━━ EXTRACTED ENTRIES

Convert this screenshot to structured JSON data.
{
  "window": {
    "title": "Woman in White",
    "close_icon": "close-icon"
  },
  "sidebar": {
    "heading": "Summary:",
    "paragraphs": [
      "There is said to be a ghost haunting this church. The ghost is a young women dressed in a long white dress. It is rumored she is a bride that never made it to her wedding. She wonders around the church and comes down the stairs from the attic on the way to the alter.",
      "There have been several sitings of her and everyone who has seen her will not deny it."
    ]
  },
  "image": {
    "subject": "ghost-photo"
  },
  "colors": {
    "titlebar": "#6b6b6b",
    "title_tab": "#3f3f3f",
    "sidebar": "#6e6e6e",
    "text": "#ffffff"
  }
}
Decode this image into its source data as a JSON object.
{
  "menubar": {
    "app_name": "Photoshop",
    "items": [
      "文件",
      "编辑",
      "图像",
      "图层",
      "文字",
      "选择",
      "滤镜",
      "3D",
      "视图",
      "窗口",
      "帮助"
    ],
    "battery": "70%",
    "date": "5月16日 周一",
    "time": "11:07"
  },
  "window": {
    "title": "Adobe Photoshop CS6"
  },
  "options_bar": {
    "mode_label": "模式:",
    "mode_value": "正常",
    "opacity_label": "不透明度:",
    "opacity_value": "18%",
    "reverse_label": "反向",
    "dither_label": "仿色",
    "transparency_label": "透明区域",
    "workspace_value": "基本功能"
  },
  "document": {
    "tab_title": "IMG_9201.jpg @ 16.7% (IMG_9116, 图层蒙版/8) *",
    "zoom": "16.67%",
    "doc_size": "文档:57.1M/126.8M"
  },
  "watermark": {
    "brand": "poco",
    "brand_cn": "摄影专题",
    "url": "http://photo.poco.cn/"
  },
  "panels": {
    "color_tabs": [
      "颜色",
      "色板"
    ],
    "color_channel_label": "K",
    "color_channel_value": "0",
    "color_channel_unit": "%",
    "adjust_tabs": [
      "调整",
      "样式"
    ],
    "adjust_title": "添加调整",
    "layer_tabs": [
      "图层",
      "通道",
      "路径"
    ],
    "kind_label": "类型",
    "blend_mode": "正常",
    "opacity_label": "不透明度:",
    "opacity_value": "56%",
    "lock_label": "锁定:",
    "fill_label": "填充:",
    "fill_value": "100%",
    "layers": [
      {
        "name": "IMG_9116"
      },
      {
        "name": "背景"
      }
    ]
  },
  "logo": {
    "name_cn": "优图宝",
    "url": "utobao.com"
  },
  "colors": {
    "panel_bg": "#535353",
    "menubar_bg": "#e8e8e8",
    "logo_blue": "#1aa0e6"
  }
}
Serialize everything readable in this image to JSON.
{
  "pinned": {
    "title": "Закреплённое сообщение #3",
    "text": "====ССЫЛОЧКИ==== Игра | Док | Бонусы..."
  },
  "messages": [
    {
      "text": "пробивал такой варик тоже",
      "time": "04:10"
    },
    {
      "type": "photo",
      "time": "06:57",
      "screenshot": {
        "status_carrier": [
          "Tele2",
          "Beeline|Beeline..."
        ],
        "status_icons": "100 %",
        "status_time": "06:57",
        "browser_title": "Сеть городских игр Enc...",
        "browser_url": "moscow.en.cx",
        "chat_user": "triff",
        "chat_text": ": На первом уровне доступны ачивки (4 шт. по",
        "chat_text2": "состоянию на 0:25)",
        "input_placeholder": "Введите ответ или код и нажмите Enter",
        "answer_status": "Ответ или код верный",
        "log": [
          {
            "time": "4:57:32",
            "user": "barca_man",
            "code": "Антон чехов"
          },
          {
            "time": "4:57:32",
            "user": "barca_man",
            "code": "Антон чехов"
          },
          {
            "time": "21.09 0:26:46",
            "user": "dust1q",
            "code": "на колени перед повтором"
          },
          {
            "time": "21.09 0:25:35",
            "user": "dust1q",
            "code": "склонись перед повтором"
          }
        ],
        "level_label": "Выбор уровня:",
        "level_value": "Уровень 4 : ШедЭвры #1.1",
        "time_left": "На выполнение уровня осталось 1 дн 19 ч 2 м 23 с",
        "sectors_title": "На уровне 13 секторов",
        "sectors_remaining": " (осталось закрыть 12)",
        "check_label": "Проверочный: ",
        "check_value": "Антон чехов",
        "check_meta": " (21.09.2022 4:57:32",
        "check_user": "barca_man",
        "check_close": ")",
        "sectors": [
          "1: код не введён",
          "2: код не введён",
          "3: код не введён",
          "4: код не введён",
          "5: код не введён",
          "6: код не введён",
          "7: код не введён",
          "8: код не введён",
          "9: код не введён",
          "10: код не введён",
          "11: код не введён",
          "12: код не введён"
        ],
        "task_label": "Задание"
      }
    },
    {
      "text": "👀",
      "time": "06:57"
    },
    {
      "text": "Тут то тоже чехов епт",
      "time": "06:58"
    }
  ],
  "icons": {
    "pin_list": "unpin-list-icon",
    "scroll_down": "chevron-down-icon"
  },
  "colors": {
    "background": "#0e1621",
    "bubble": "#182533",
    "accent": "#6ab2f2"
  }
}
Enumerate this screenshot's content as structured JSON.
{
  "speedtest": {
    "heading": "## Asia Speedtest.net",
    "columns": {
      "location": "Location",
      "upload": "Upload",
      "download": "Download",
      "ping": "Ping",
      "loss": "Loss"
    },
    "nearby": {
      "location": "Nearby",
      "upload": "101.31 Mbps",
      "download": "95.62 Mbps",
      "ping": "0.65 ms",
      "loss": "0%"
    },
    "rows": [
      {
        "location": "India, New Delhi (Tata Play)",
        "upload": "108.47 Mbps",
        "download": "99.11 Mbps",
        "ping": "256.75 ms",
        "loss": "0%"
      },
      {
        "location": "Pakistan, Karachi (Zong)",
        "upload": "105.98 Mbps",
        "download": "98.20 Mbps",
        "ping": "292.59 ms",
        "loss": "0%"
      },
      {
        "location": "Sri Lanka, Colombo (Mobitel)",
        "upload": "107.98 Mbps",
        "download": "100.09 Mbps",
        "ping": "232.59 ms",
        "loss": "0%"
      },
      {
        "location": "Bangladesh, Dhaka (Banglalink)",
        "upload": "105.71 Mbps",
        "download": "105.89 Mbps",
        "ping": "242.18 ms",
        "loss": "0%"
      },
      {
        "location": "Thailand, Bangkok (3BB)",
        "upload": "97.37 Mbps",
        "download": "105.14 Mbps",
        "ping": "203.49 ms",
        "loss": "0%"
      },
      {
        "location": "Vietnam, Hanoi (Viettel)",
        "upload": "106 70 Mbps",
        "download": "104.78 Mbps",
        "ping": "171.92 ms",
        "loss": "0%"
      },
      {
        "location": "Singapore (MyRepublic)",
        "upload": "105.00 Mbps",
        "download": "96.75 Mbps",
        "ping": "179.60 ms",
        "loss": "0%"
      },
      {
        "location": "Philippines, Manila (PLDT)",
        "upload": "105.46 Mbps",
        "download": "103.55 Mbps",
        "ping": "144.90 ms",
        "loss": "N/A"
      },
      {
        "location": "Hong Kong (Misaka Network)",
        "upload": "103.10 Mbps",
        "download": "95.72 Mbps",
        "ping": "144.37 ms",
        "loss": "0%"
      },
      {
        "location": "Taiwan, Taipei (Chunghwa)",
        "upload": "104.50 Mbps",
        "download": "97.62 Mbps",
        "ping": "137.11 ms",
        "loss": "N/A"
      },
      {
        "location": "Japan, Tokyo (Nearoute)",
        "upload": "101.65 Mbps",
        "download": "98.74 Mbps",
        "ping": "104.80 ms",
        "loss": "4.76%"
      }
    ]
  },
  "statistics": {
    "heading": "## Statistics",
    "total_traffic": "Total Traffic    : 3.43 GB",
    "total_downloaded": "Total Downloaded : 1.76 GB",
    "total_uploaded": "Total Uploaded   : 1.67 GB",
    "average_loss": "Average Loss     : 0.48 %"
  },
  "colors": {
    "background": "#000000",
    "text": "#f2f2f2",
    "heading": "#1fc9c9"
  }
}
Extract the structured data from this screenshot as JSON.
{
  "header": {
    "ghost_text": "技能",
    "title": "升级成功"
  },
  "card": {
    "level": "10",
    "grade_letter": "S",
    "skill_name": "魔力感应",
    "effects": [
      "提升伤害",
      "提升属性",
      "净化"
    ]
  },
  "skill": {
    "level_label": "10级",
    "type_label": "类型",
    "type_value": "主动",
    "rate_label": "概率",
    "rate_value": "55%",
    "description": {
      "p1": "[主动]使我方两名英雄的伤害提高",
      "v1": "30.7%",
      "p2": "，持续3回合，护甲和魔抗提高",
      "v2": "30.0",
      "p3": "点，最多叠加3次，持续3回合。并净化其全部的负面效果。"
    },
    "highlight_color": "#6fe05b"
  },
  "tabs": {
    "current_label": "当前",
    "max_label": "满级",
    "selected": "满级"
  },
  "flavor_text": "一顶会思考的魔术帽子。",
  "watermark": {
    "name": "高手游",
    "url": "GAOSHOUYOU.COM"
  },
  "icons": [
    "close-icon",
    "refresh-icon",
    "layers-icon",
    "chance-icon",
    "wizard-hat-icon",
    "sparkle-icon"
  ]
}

━━━━

• WHAT THE TASK REQUIRES
From the line containing "Extract the structured" through the final line of the listing above, retype every line exactly; leave out everything else.

• FINAL RESULT
Extract the structured data from this screenshot as JSON.
{
  "header": {
    "ghost_text": "技能",
    "title": "升级成功"
  },
  "card": {
    "level": "10",
    "grade_letter": "S",
    "skill_name": "魔力感应",
    "effects": [
      "提升伤害",
      "提升属性",
      "净化"
    ]
  },
  "skill": {
    "level_label": "10级",
    "type_label": "类型",
    "type_value": "主动",
    "rate_label": "概率",
    "rate_value": "55%",
    "description": {
      "p1": "[主动]使我方两名英雄的伤害提高",
      "v1": "30.7%",
      "p2": "，持续3回合，护甲和魔抗提高",
      "v2": "30.0",
      "p3": "点，最多叠加3次，持续3回合。并净化其全部的负面效果。"
    },
    "highlight_color": "#6fe05b"
  },
  "tabs": {
    "current_label": "当前",
    "max_label": "满级",
    "selected": "满级"
  },
  "flavor_text": "一顶会思考的魔术帽子。",
  "watermark": {
    "name": "高手游",
    "url": "GAOSHOUYOU.COM"
  },
  "icons": [
    "close-icon",
    "refresh-icon",
    "layers-icon",
    "chance-icon",
    "wizard-hat-icon",
    "sparkle-icon"
  ]
}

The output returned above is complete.